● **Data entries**
• • • •

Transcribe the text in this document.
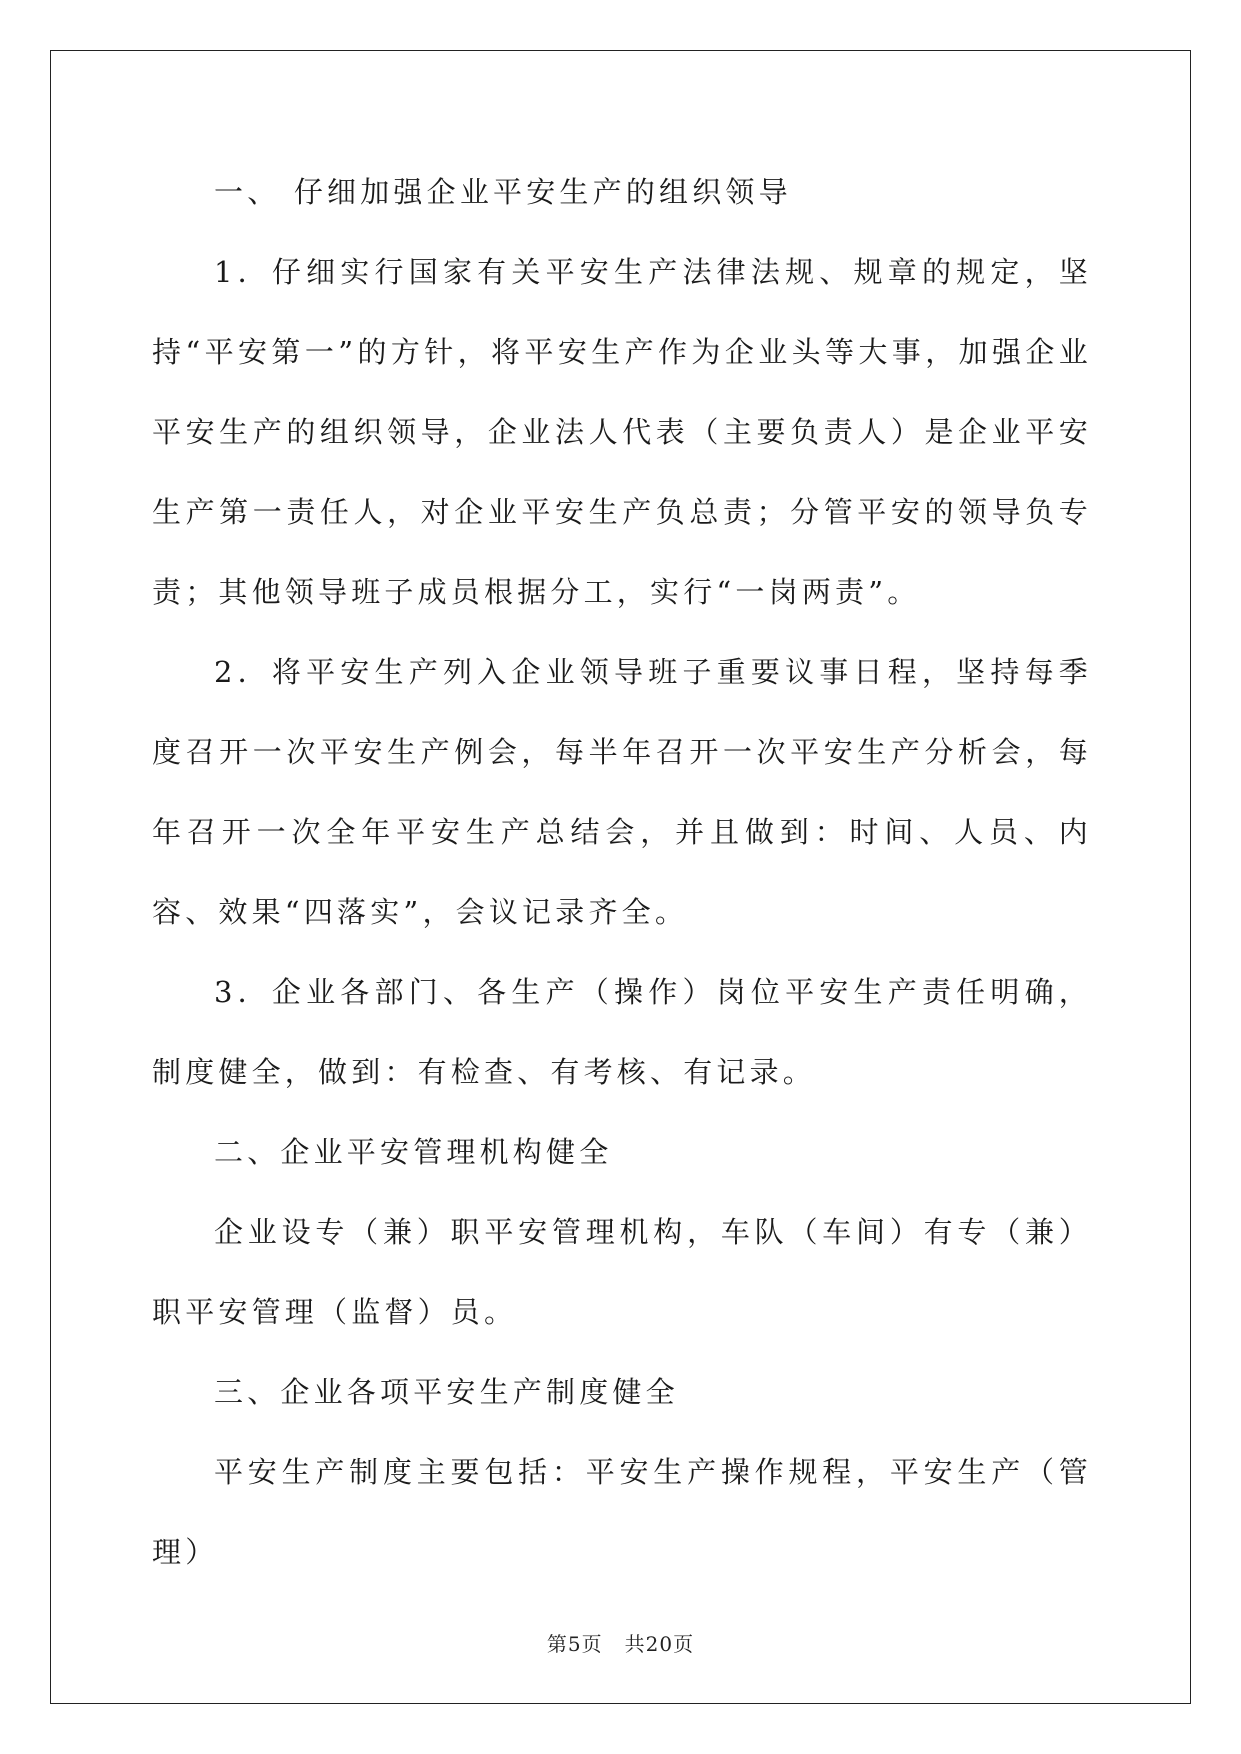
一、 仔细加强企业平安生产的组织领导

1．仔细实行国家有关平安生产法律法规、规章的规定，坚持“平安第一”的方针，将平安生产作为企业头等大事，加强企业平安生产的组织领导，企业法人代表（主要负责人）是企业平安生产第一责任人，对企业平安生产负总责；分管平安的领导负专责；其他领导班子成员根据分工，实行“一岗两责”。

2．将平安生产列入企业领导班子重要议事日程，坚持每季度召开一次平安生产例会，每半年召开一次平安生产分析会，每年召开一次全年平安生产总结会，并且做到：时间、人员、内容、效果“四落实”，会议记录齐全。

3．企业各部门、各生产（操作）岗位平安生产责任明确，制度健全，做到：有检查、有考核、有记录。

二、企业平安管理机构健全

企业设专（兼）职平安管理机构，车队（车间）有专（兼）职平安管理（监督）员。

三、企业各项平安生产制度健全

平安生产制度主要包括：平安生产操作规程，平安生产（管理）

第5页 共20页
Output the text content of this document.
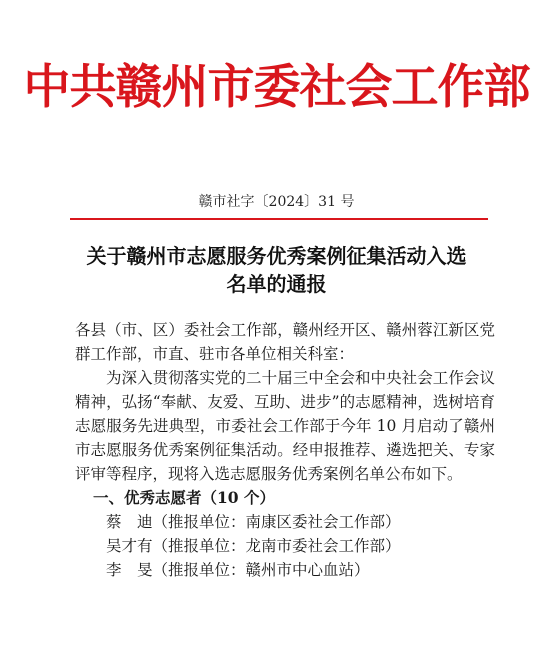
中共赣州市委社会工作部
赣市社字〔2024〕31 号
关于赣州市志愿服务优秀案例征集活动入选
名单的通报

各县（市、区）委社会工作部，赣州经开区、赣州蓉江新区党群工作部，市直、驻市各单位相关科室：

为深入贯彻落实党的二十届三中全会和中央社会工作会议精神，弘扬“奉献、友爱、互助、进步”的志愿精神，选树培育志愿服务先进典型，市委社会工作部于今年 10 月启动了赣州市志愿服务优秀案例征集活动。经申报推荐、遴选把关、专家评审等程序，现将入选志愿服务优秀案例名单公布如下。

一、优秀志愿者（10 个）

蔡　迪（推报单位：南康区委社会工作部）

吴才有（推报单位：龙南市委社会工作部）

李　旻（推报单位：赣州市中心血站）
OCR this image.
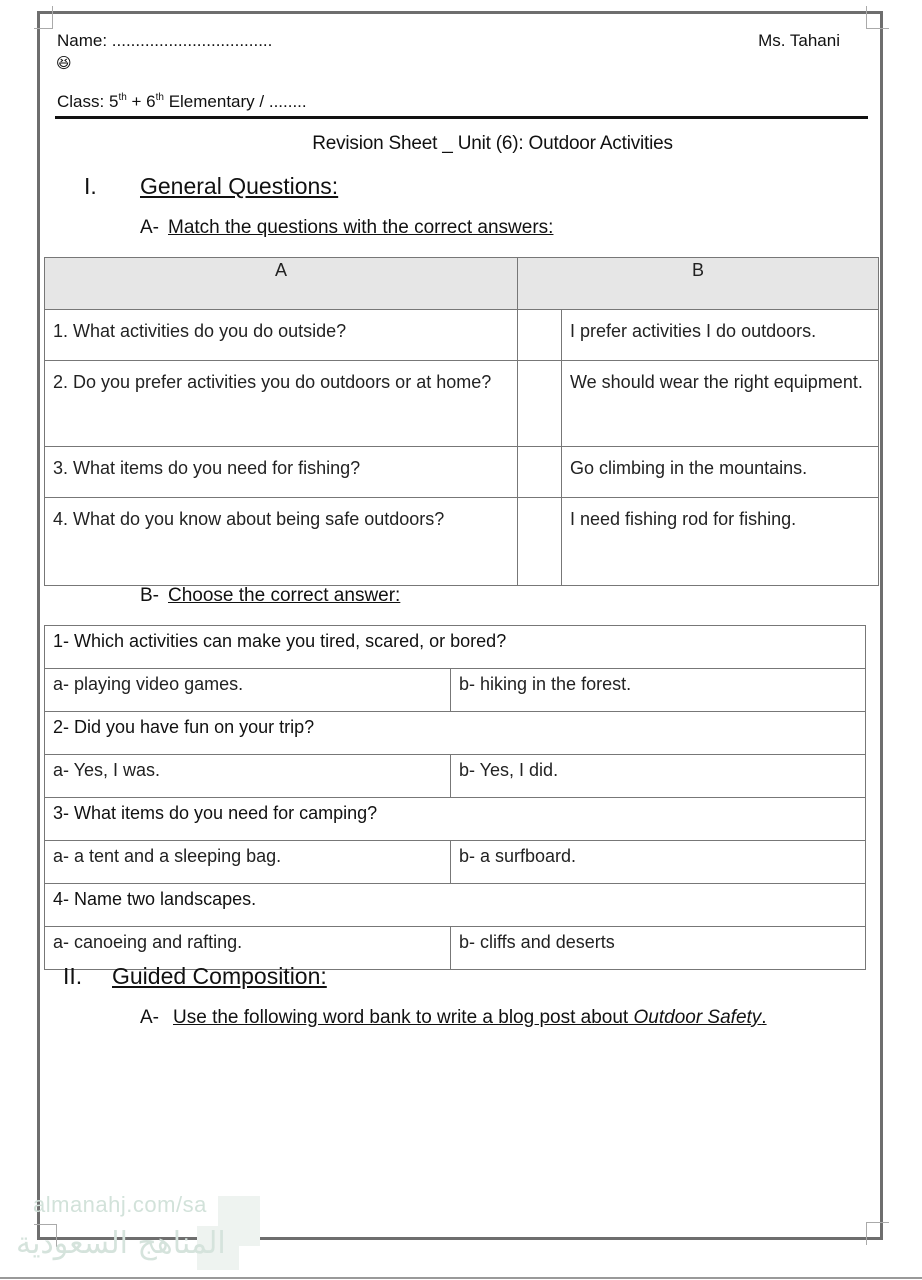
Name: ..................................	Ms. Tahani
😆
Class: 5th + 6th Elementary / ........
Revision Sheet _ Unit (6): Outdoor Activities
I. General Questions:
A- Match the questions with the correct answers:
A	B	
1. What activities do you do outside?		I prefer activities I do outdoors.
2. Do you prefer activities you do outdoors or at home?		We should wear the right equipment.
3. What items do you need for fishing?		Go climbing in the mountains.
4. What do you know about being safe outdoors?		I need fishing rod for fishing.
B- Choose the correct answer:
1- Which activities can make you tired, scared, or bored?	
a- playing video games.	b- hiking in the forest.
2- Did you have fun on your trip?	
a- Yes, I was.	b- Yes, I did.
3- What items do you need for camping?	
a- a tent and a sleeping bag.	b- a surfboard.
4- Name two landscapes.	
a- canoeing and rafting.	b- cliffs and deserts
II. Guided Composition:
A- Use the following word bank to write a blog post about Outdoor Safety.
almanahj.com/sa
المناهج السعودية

• • • •

● **Task instructions**
Output each line exactly; omit every picture.

● **Task solution**
Transcribe the text in this document.
一、 仔细加强企业平安生产的组织领导

1．仔细实行国家有关平安生产法律法规、规章的规定，坚持“平安第一”的方针，将平安生产作为企业头等大事，加强企业平安生产的组织领导，企业法人代表（主要负责人）是企业平安生产第一责任人，对企业平安生产负总责；分管平安的领导负专责；其他领导班子成员根据分工，实行“一岗两责”。

2．将平安生产列入企业领导班子重要议事日程，坚持每季度召开一次平安生产例会，每半年召开一次平安生产分析会，每年召开一次全年平安生产总结会，并且做到：时间、人员、内容、效果“四落实”，会议记录齐全。

3．企业各部门、各生产（操作）岗位平安生产责任明确，制度健全，做到：有检查、有考核、有记录。

二、企业平安管理机构健全

企业设专（兼）职平安管理机构，车队（车间）有专（兼）职平安管理（监督）员。

三、企业各项平安生产制度健全

平安生产制度主要包括：平安生产操作规程，平安生产（管理）

第5页 共20页
Output the text content of this document.
中共赣州市委社会工作部
赣市社字〔2024〕31 号
关于赣州市志愿服务优秀案例征集活动入选
名单的通报

各县（市、区）委社会工作部，赣州经开区、赣州蓉江新区党群工作部，市直、驻市各单位相关科室：

为深入贯彻落实党的二十届三中全会和中央社会工作会议精神，弘扬“奉献、友爱、互助、进步”的志愿精神，选树培育志愿服务先进典型，市委社会工作部于今年 10 月启动了赣州市志愿服务优秀案例征集活动。经申报推荐、遴选把关、专家评审等程序，现将入选志愿服务优秀案例名单公布如下。

一、优秀志愿者（10 个）

蔡　迪（推报单位：南康区委社会工作部）

吴才有（推报单位：龙南市委社会工作部）

李　旻（推报单位：赣州市中心血站）
OCR this image.
Name: ..................................	Ms. Tahani
😆
Class: 5th + 6th Elementary / ........
Revision Sheet _ Unit (6): Outdoor Activities
I. General Questions:
A- Match the questions with the correct answers:
A	B	
1. What activities do you do outside?		I prefer activities I do outdoors.
2. Do you prefer activities you do outdoors or at home?		We should wear the right equipment.
3. What items do you need for fishing?		Go climbing in the mountains.
4. What do you know about being safe outdoors?		I need fishing rod for fishing.
B- Choose the correct answer:
1- Which activities can make you tired, scared, or bored?	
a- playing video games.	b- hiking in the forest.
2- Did you have fun on your trip?	
a- Yes, I was.	b- Yes, I did.
3- What items do you need for camping?	
a- a tent and a sleeping bag.	b- a surfboard.
4- Name two landscapes.	
a- canoeing and rafting.	b- cliffs and deserts
II. Guided Composition:
A- Use the following word bank to write a blog post about Outdoor Safety.
almanahj.com/sa
المناهج السعودية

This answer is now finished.